Check each line of the listing below for the string "text", and give only how many lines hold it.

[start]

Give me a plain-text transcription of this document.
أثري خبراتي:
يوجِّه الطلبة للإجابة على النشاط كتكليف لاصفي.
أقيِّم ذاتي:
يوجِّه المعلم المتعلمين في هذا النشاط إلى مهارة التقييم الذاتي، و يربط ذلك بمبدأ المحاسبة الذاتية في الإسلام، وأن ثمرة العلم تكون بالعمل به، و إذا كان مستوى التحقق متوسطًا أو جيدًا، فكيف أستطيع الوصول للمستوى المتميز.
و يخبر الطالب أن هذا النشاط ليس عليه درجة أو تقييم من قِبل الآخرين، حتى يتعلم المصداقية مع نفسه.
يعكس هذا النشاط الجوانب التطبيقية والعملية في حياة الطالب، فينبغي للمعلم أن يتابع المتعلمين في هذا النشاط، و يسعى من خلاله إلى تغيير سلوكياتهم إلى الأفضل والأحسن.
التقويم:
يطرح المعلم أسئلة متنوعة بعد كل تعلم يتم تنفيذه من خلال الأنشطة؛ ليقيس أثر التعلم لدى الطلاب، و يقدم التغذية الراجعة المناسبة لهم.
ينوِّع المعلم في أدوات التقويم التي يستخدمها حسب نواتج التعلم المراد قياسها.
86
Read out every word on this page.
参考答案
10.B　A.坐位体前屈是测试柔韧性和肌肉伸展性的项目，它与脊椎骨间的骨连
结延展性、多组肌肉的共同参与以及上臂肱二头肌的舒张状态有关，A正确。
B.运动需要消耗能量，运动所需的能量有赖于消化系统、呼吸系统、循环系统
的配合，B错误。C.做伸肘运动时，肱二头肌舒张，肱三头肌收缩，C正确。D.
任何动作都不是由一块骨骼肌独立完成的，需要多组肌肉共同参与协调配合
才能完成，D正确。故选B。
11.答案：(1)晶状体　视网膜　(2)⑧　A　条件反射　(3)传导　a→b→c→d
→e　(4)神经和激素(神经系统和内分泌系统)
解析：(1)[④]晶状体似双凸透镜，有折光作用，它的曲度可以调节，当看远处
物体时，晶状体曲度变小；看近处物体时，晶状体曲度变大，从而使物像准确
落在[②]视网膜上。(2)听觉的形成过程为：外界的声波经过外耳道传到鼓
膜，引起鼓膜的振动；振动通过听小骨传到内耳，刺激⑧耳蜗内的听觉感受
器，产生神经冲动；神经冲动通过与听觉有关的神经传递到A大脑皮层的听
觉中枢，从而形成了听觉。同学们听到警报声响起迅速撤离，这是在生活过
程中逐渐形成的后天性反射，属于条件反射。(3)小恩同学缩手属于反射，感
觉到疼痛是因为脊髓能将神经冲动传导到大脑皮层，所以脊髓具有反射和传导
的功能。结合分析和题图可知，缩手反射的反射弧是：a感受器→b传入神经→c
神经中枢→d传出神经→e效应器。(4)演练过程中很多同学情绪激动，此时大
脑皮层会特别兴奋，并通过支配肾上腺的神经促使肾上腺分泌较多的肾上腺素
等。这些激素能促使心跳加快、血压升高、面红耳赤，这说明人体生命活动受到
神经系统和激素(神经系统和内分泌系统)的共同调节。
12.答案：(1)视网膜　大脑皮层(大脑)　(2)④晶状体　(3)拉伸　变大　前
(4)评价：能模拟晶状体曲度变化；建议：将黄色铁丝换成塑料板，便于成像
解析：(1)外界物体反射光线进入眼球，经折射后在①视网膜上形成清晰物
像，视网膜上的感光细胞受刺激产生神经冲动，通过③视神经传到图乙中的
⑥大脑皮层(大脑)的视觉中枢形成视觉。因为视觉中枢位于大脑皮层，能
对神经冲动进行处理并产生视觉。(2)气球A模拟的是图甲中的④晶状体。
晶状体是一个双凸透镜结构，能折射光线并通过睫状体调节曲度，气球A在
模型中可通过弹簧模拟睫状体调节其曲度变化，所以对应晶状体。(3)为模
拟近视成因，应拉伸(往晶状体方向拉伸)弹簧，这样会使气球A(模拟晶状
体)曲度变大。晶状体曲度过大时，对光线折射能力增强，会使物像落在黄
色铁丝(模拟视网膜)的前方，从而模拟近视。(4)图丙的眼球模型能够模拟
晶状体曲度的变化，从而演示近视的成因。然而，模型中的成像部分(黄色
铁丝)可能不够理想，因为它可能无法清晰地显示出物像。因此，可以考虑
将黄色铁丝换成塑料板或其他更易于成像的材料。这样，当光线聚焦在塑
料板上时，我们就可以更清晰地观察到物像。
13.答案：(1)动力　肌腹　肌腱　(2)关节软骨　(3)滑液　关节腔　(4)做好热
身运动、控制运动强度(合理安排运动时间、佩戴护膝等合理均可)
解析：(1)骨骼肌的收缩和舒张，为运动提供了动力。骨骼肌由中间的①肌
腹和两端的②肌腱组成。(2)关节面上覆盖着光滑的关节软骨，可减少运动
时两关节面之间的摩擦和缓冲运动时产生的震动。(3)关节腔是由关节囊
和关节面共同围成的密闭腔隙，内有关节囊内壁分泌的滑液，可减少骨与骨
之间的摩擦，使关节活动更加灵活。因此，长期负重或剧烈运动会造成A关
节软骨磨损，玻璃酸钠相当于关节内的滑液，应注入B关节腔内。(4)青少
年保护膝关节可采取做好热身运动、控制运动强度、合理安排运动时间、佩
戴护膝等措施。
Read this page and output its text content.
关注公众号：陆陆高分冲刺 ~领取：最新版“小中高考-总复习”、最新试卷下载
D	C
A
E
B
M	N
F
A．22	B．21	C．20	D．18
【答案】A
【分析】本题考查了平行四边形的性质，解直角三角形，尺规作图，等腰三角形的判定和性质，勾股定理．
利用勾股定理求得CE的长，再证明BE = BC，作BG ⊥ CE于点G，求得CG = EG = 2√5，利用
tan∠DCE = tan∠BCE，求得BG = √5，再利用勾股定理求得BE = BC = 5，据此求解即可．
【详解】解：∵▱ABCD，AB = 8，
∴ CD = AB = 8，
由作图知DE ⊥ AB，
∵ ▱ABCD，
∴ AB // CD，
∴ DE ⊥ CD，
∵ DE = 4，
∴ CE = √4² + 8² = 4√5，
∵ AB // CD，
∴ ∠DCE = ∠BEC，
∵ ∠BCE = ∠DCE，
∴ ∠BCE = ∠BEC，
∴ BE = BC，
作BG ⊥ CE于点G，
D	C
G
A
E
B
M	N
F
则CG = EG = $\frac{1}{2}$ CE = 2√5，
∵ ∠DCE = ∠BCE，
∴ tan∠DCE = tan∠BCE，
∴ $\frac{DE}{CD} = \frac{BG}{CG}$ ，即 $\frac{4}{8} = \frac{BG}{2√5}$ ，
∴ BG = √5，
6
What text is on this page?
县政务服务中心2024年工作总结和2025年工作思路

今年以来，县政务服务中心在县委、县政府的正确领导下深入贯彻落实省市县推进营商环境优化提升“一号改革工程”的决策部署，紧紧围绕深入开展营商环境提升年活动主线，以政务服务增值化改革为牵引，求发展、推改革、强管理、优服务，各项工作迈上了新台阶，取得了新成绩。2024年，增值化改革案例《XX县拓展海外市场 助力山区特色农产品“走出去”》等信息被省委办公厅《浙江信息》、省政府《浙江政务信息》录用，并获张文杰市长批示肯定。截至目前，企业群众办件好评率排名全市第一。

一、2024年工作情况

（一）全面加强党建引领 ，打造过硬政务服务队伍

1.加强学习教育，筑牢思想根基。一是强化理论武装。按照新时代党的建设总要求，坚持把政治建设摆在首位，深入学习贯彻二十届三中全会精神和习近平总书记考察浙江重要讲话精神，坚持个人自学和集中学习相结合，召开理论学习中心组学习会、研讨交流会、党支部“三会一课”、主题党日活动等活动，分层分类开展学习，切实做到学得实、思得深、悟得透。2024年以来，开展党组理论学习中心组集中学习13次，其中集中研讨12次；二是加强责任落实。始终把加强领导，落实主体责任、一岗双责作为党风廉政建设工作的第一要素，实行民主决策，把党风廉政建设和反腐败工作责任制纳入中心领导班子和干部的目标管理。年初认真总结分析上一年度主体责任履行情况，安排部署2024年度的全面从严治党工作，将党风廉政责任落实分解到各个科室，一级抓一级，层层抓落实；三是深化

[end]

## [OUTPUT BELOW]
3